Quote all of the data that follows exactly as written, skipping the images.

(Records from a data source)
# # # #
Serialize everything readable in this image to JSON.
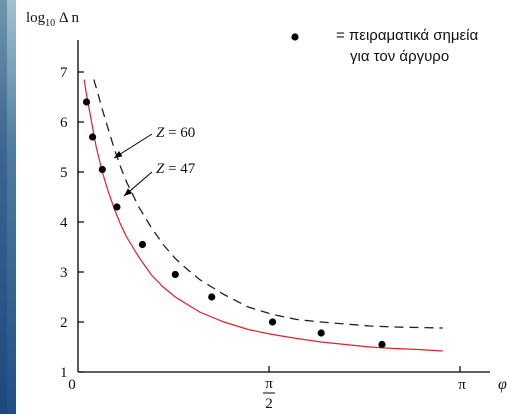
{
  "chart_data": {
    "type": "line",
    "y_axis_label": {
      "base": "log",
      "sub": "10",
      "rest": " Δ n"
    },
    "x_axis_label": "φ",
    "yticks": [
      1,
      2,
      3,
      4,
      5,
      6,
      7
    ],
    "xticks": [
      {
        "value": 0,
        "label": "0"
      },
      {
        "value": 1.5708,
        "label": "π/2",
        "num": "π",
        "den": "2"
      },
      {
        "value": 3.1416,
        "label": "π"
      }
    ],
    "xlim": [
      0,
      3.4
    ],
    "ylim": [
      1,
      7.5
    ],
    "legend": {
      "marker": "•",
      "line1": "= πειραματικά σημεία",
      "line2": "για τον άργυρο"
    },
    "series": [
      {
        "name": "Z = 60",
        "style": "dashed",
        "color": "#222222",
        "x": [
          0.13,
          0.16,
          0.2,
          0.25,
          0.3,
          0.35,
          0.4,
          0.5,
          0.6,
          0.7,
          0.8,
          0.9,
          1.0,
          1.2,
          1.4,
          1.6,
          1.8,
          2.0,
          2.2,
          2.4,
          2.6,
          2.8,
          3.0
        ],
        "y": [
          6.85,
          6.6,
          6.25,
          5.85,
          5.45,
          5.1,
          4.8,
          4.3,
          3.9,
          3.55,
          3.27,
          3.05,
          2.85,
          2.55,
          2.3,
          2.15,
          2.05,
          2.0,
          1.96,
          1.92,
          1.9,
          1.89,
          1.88
        ]
      },
      {
        "name": "Z = 47",
        "style": "solid",
        "color": "#e0202a",
        "x": [
          0.05,
          0.07,
          0.1,
          0.15,
          0.2,
          0.25,
          0.3,
          0.35,
          0.4,
          0.5,
          0.6,
          0.7,
          0.8,
          0.9,
          1.0,
          1.2,
          1.4,
          1.6,
          1.8,
          2.0,
          2.2,
          2.4,
          2.6,
          2.8,
          3.0
        ],
        "y": [
          6.85,
          6.55,
          6.15,
          5.5,
          5.0,
          4.6,
          4.25,
          3.95,
          3.7,
          3.3,
          2.95,
          2.7,
          2.5,
          2.35,
          2.2,
          2.0,
          1.85,
          1.75,
          1.67,
          1.6,
          1.55,
          1.5,
          1.47,
          1.45,
          1.42
        ]
      },
      {
        "name": "πειραματικά σημεία για τον άργυρο",
        "style": "points",
        "color": "#000000",
        "x": [
          0.07,
          0.12,
          0.2,
          0.32,
          0.53,
          0.8,
          1.1,
          1.6,
          2.0,
          2.5
        ],
        "y": [
          6.4,
          5.7,
          5.05,
          4.3,
          3.55,
          2.95,
          2.5,
          2.0,
          1.78,
          1.55
        ]
      }
    ],
    "annotations": [
      {
        "text_italic": "Z",
        "text_rest": " = 60"
      },
      {
        "text_italic": "Z",
        "text_rest": " = 47"
      }
    ],
    "grid": false
  }
}
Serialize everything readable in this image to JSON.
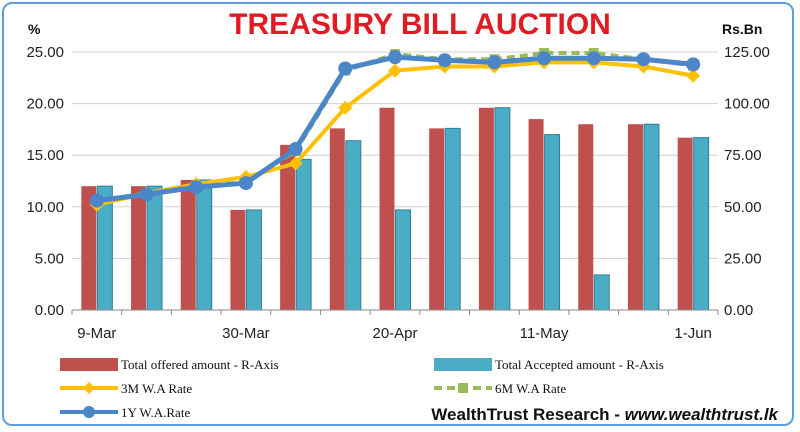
# # # #
* [The answer]
Serialize everything readable in this image to JSON.
{
  "chart_data": {
    "type": "line",
    "y_axis_label": {
      "base": "log",
      "sub": "10",
      "rest": " Δ n"
    },
    "x_axis_label": "φ",
    "yticks": [
      1,
      2,
      3,
      4,
      5,
      6,
      7
    ],
    "xticks": [
      {
        "value": 0,
        "label": "0"
      },
      {
        "value": 1.5708,
        "label": "π/2",
        "num": "π",
        "den": "2"
      },
      {
        "value": 3.1416,
        "label": "π"
      }
    ],
    "xlim": [
      0,
      3.4
    ],
    "ylim": [
      1,
      7.5
    ],
    "legend": {
      "marker": "•",
      "line1": "= πειραματικά σημεία",
      "line2": "για τον άργυρο"
    },
    "series": [
      {
        "name": "Z = 60",
        "style": "dashed",
        "color": "#222222",
        "x": [
          0.13,
          0.16,
          0.2,
          0.25,
          0.3,
          0.35,
          0.4,
          0.5,
          0.6,
          0.7,
          0.8,
          0.9,
          1.0,
          1.2,
          1.4,
          1.6,
          1.8,
          2.0,
          2.2,
          2.4,
          2.6,
          2.8,
          3.0
        ],
        "y": [
          6.85,
          6.6,
          6.25,
          5.85,
          5.45,
          5.1,
          4.8,
          4.3,
          3.9,
          3.55,
          3.27,
          3.05,
          2.85,
          2.55,
          2.3,
          2.15,
          2.05,
          2.0,
          1.96,
          1.92,
          1.9,
          1.89,
          1.88
        ]
      },
      {
        "name": "Z = 47",
        "style": "solid",
        "color": "#e0202a",
        "x": [
          0.05,
          0.07,
          0.1,
          0.15,
          0.2,
          0.25,
          0.3,
          0.35,
          0.4,
          0.5,
          0.6,
          0.7,
          0.8,
          0.9,
          1.0,
          1.2,
          1.4,
          1.6,
          1.8,
          2.0,
          2.2,
          2.4,
          2.6,
          2.8,
          3.0
        ],
        "y": [
          6.85,
          6.55,
          6.15,
          5.5,
          5.0,
          4.6,
          4.25,
          3.95,
          3.7,
          3.3,
          2.95,
          2.7,
          2.5,
          2.35,
          2.2,
          2.0,
          1.85,
          1.75,
          1.67,
          1.6,
          1.55,
          1.5,
          1.47,
          1.45,
          1.42
        ]
      },
      {
        "name": "πειραματικά σημεία για τον άργυρο",
        "style": "points",
        "color": "#000000",
        "x": [
          0.07,
          0.12,
          0.2,
          0.32,
          0.53,
          0.8,
          1.1,
          1.6,
          2.0,
          2.5
        ],
        "y": [
          6.4,
          5.7,
          5.05,
          4.3,
          3.55,
          2.95,
          2.5,
          2.0,
          1.78,
          1.55
        ]
      }
    ],
    "annotations": [
      {
        "text_italic": "Z",
        "text_rest": " = 60"
      },
      {
        "text_italic": "Z",
        "text_rest": " = 47"
      }
    ],
    "grid": false
  }
}
Serialize everything readable in this image to JSON.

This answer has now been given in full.